§ **Goal**: Reproduce every line of the listing as written, apart from the pictures.

§ **Supplied entries**:
^^^^^^^^^^^^^^^^
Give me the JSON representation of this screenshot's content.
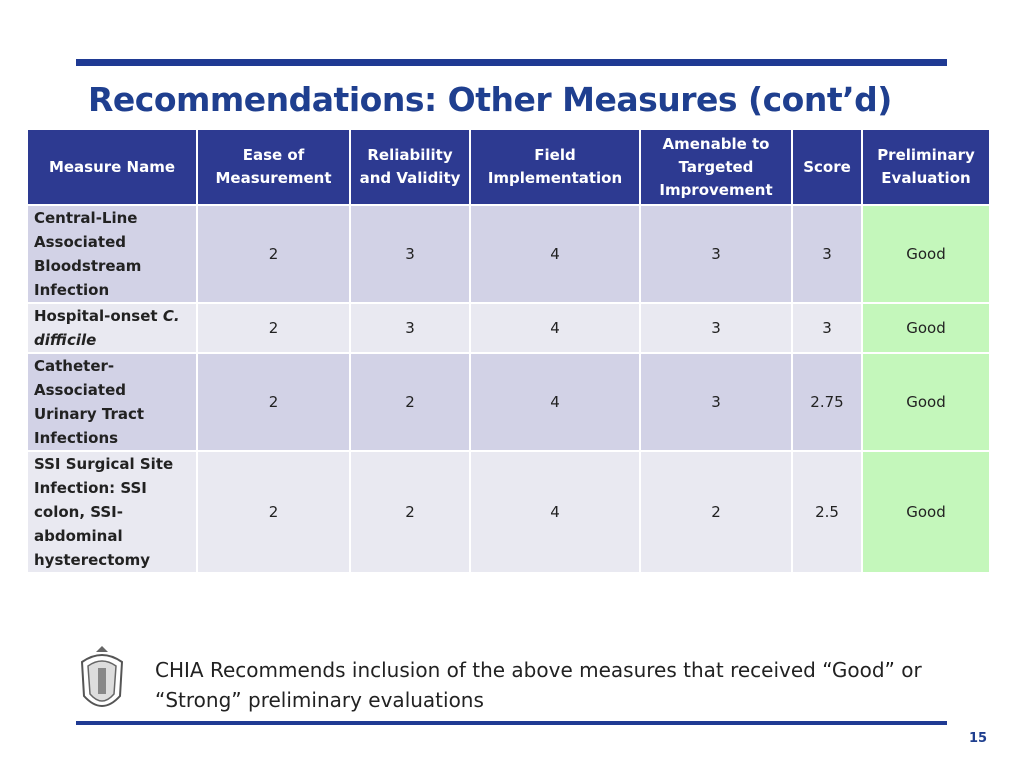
{
  "title": "Recommendations: Other Measures (cont’d)",
  "table": {
    "headers": [
      "Measure Name",
      "Ease of Measurement",
      "Reliability and Validity",
      "Field Implementation",
      "Amenable to Targeted Improvement",
      "Score",
      "Preliminary Evaluation"
    ],
    "rows": [
      {
        "name": "Central-Line Associated Bloodstream Infection",
        "values": [
          2,
          3,
          4,
          3,
          3
        ],
        "evaluation": "Good"
      },
      {
        "name": "Hospital-onset",
        "name_italic": "C. difficile",
        "values": [
          2,
          3,
          4,
          3,
          3
        ],
        "evaluation": "Good"
      },
      {
        "name": "Catheter-Associated Urinary Tract Infections",
        "values": [
          2,
          2,
          4,
          3,
          2.75
        ],
        "evaluation": "Good"
      },
      {
        "name": "SSI Surgical Site Infection:  SSI colon, SSI-abdominal hysterectomy",
        "values": [
          2,
          2,
          4,
          2,
          2.5
        ],
        "evaluation": "Good"
      }
    ]
  },
  "note": "CHIA Recommends inclusion of the above measures that received “Good” or “Strong” preliminary evaluations",
  "page_number": "15"
}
^^^^^^^^^^^^^^^^
§ **Exercise response**:
Give me the JSON representation of this screenshot's content.
{
  "title": "Recommendations: Other Measures (cont’d)",
  "table": {
    "headers": [
      "Measure Name",
      "Ease of Measurement",
      "Reliability and Validity",
      "Field Implementation",
      "Amenable to Targeted Improvement",
      "Score",
      "Preliminary Evaluation"
    ],
    "rows": [
      {
        "name": "Central-Line Associated Bloodstream Infection",
        "values": [
          2,
          3,
          4,
          3,
          3
        ],
        "evaluation": "Good"
      },
      {
        "name": "Hospital-onset",
        "name_italic": "C. difficile",
        "values": [
          2,
          3,
          4,
          3,
          3
        ],
        "evaluation": "Good"
      },
      {
        "name": "Catheter-Associated Urinary Tract Infections",
        "values": [
          2,
          2,
          4,
          3,
          2.75
        ],
        "evaluation": "Good"
      },
      {
        "name": "SSI Surgical Site Infection:  SSI colon, SSI-abdominal hysterectomy",
        "values": [
          2,
          2,
          4,
          2,
          2.5
        ],
        "evaluation": "Good"
      }
    ]
  },
  "note": "CHIA Recommends inclusion of the above measures that received “Good” or “Strong” preliminary evaluations",
  "page_number": "15"
}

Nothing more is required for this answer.